═══ RECORDED INFORMATION ═══

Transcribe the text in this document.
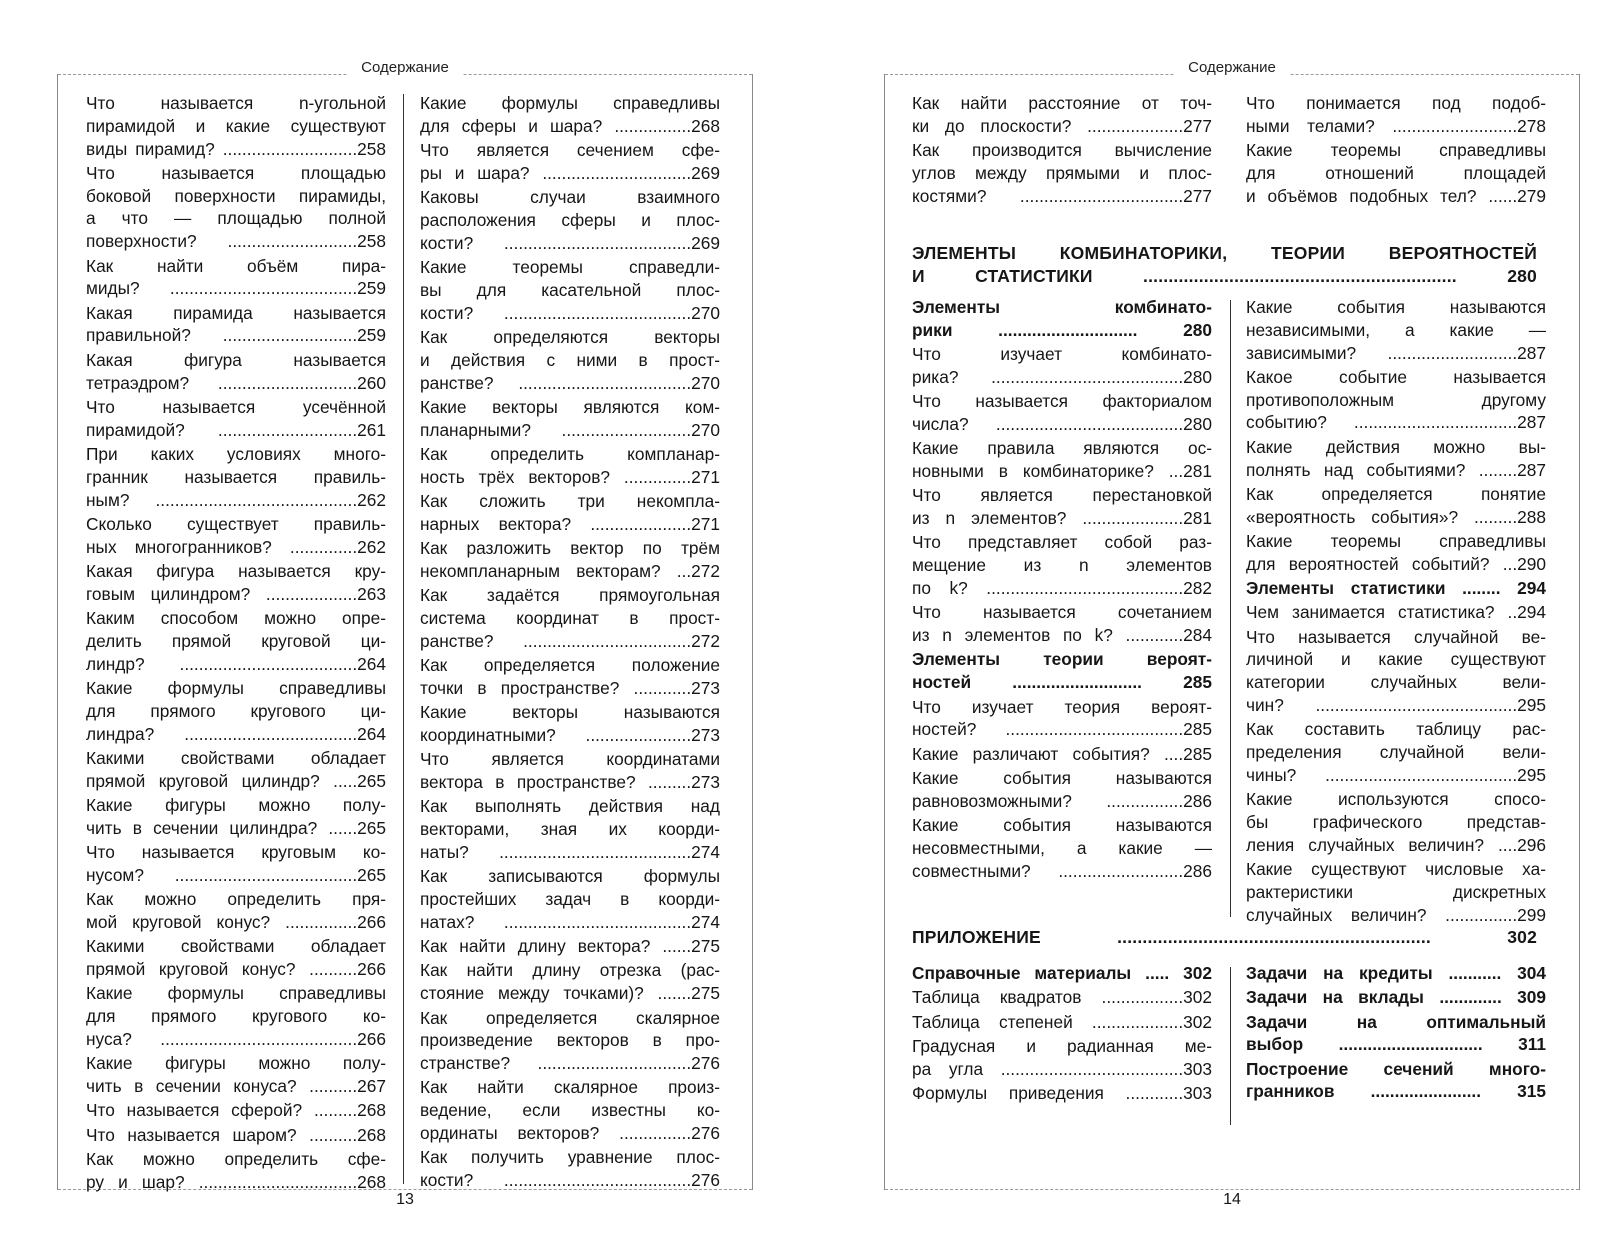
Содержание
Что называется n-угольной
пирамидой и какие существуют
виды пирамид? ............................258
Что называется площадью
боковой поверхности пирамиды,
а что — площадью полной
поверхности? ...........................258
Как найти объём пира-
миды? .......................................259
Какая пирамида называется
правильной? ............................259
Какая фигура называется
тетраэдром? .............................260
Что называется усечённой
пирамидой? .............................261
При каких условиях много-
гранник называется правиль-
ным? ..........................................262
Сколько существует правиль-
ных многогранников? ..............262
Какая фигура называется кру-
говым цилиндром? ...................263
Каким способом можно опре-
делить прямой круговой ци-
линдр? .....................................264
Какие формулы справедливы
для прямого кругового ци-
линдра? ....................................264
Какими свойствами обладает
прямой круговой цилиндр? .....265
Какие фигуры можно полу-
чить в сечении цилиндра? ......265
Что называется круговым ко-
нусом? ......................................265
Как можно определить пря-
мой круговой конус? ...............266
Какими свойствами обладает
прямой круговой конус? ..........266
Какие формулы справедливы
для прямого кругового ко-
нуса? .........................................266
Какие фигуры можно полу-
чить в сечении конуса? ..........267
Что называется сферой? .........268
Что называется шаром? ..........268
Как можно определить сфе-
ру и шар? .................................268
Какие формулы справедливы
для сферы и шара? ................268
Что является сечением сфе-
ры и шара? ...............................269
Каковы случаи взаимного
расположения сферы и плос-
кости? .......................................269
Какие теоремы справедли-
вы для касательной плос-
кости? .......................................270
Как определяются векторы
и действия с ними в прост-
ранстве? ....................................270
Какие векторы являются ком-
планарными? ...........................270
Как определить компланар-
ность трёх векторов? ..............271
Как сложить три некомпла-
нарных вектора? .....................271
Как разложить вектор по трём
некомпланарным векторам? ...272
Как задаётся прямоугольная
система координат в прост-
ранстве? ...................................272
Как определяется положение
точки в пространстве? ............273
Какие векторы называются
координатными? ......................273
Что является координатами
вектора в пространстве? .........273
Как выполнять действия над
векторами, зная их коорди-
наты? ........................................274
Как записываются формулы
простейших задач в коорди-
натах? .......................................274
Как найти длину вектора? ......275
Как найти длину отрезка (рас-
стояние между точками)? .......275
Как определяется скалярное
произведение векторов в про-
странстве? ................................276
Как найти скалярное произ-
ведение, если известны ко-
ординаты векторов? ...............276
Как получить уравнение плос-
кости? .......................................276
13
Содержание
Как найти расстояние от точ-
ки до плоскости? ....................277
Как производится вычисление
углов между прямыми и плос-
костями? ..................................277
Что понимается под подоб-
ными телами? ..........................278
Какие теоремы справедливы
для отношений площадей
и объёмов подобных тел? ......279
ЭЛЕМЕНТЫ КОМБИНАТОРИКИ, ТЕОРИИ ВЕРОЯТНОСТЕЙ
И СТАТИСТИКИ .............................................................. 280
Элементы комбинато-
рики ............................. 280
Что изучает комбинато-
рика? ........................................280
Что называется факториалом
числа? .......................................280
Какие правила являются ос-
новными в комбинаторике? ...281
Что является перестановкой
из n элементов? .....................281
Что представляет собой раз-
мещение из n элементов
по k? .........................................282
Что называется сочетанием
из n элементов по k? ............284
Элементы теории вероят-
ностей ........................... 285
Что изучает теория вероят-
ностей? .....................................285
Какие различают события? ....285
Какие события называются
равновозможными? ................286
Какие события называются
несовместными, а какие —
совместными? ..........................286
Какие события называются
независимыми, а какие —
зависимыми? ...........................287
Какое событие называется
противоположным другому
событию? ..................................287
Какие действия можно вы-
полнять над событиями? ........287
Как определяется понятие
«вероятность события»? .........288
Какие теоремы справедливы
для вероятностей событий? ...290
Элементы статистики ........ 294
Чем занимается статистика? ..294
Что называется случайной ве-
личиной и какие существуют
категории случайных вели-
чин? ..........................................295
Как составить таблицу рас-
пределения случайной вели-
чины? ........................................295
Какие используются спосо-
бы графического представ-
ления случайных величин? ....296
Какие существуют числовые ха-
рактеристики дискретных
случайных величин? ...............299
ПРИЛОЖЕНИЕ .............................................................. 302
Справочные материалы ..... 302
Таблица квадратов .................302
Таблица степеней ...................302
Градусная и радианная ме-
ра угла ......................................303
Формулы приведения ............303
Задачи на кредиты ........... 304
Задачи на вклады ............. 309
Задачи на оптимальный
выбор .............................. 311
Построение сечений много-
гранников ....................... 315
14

═══
═══ RECORDED INFORMATION ═══

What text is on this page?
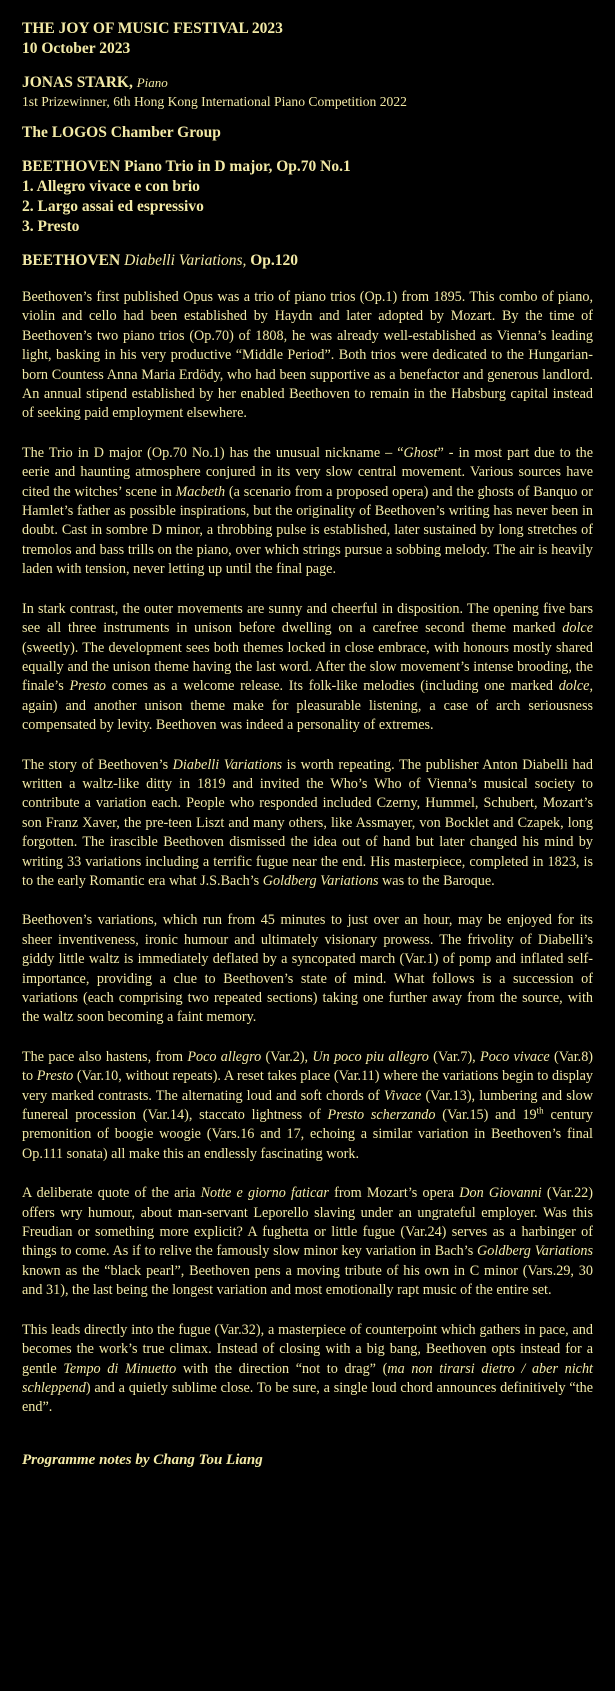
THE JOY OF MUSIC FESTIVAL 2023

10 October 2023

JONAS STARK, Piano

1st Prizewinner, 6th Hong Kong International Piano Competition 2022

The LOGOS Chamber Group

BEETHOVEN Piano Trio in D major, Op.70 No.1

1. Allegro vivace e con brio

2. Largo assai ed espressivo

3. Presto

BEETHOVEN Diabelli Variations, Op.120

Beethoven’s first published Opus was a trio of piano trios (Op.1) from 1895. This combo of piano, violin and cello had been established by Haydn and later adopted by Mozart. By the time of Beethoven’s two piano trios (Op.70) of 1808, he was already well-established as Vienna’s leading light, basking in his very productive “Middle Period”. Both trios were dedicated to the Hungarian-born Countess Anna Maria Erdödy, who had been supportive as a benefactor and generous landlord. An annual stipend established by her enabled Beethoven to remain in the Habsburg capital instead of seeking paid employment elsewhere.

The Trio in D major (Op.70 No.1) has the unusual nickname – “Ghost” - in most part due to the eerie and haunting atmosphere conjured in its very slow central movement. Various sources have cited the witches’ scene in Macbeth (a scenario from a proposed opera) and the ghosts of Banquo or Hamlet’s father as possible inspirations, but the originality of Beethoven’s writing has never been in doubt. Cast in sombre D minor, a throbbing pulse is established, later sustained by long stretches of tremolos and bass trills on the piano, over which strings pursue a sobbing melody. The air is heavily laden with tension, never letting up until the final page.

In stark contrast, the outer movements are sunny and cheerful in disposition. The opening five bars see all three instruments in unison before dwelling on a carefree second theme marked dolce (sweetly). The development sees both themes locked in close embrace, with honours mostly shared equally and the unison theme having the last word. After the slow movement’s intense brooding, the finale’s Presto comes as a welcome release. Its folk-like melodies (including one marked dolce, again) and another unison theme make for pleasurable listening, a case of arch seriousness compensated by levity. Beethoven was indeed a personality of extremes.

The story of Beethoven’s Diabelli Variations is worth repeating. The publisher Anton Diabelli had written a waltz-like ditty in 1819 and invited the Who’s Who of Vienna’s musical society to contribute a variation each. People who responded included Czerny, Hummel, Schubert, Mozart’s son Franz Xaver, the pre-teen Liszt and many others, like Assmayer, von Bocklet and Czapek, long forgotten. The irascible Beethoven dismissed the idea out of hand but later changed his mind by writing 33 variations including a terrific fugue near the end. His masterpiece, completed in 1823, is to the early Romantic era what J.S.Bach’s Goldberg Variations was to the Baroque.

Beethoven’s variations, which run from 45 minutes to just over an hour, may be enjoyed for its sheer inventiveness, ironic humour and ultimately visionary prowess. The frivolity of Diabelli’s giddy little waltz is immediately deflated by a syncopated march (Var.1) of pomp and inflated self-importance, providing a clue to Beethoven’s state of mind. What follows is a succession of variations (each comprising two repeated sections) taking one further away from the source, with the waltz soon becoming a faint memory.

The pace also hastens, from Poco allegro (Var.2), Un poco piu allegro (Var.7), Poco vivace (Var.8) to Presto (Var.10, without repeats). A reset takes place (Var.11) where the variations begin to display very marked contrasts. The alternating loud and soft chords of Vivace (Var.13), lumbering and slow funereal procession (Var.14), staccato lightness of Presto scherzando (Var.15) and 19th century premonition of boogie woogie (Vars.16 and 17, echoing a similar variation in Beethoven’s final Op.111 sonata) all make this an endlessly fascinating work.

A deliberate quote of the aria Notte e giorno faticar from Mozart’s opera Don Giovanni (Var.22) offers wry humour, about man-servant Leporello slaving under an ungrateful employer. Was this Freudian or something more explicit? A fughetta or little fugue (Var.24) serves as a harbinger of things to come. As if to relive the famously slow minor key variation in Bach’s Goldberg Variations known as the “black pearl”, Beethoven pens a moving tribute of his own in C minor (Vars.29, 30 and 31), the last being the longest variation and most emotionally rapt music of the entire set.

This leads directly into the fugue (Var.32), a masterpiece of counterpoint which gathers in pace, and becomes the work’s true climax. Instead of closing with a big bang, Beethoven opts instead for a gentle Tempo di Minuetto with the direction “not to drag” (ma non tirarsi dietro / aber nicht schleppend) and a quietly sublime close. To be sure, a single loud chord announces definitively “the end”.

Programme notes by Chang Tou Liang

═══
═══ RECORDED INFORMATION ═══

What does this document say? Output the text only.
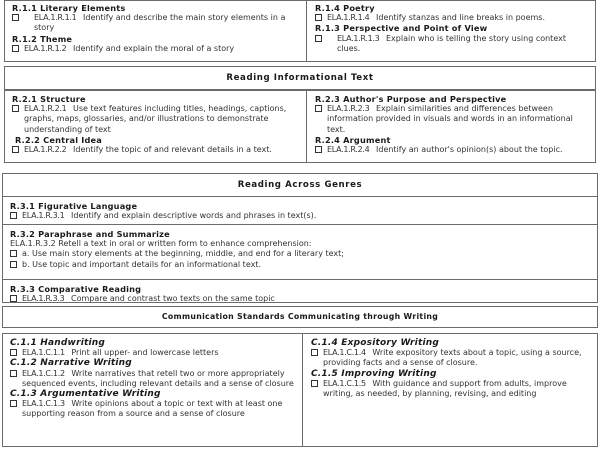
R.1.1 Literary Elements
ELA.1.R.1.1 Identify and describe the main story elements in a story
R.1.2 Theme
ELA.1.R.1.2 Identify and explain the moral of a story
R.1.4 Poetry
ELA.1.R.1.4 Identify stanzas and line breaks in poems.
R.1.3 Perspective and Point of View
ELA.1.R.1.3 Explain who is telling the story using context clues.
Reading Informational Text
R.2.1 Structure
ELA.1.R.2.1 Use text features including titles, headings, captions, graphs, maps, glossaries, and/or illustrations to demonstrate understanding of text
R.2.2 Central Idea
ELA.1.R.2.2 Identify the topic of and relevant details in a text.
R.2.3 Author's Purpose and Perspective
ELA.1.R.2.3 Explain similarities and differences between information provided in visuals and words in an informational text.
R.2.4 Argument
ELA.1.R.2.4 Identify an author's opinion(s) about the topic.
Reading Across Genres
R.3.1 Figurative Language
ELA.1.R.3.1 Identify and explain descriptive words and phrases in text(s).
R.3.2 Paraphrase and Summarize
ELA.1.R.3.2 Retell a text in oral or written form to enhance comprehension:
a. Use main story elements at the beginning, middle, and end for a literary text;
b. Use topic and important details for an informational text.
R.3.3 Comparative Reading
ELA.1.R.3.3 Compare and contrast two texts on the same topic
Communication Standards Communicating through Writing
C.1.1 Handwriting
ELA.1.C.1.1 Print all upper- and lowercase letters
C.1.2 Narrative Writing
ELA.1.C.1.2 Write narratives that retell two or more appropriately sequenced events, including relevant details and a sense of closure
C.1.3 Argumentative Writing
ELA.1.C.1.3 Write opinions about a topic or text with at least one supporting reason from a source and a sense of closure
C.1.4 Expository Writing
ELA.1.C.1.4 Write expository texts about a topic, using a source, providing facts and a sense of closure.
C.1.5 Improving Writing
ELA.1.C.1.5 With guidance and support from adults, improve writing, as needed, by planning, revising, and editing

═══

__WHAT IS NEEDED__: From the material above, gather all lines that include the string "можно" and copy them.

__RESULT OF THE EXERCISE__:
Каким способом можно опре-
Какие фигуры можно полу-
Как можно определить пря-
Какие фигуры можно полу-
Как можно определить сфе-
Какие действия можно вы-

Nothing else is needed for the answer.